--- START ---

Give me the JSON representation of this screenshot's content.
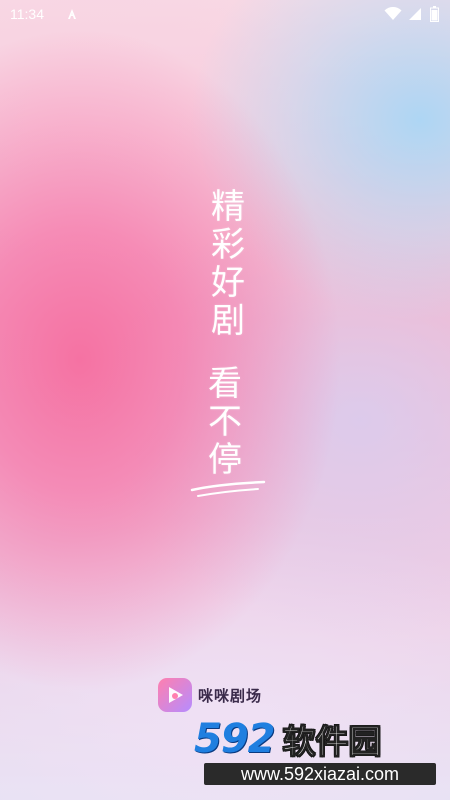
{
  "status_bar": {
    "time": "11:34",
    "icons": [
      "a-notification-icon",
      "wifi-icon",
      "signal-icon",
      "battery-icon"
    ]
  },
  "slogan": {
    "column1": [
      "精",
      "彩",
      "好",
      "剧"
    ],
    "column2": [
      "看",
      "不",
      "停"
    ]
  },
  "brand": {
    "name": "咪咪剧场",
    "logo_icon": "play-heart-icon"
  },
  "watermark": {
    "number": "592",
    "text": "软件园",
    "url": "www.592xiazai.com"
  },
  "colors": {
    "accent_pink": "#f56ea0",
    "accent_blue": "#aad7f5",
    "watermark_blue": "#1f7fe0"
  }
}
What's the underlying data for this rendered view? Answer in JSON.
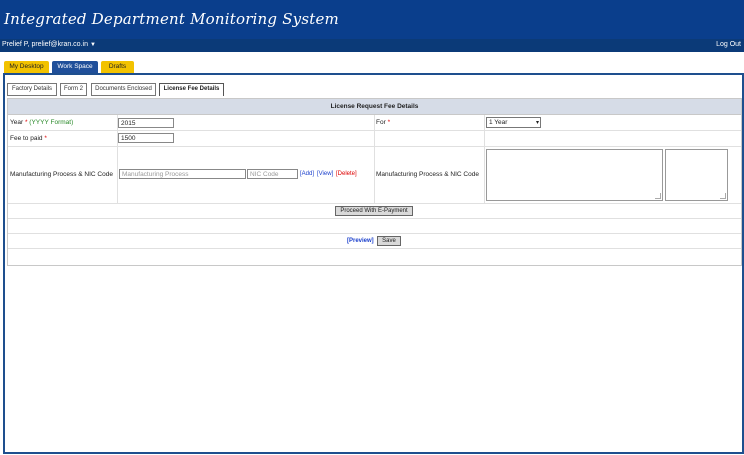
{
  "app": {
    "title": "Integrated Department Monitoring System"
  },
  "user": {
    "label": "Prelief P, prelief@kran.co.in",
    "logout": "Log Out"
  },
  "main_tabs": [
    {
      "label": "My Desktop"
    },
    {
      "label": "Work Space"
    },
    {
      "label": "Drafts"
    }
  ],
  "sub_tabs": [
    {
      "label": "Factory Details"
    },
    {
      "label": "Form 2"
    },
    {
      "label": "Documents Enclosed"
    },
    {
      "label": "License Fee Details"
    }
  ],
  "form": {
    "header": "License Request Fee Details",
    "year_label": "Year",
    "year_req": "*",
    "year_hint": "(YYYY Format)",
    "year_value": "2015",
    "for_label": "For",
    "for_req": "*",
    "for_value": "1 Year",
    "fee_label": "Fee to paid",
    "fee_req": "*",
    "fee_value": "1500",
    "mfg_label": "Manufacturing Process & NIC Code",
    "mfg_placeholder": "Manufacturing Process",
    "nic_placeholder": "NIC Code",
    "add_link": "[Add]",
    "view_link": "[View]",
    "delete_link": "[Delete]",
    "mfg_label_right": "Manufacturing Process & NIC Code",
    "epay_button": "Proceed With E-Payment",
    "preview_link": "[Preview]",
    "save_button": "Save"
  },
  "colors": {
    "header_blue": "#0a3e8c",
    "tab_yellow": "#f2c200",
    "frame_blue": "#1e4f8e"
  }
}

--- END ---

Find the word "Code" in the records and pull out each line that has it.

— Result for this task —
    "mfg_label": "Manufacturing Process & NIC Code",
    "nic_placeholder": "NIC Code",
    "mfg_label_right": "Manufacturing Process & NIC Code",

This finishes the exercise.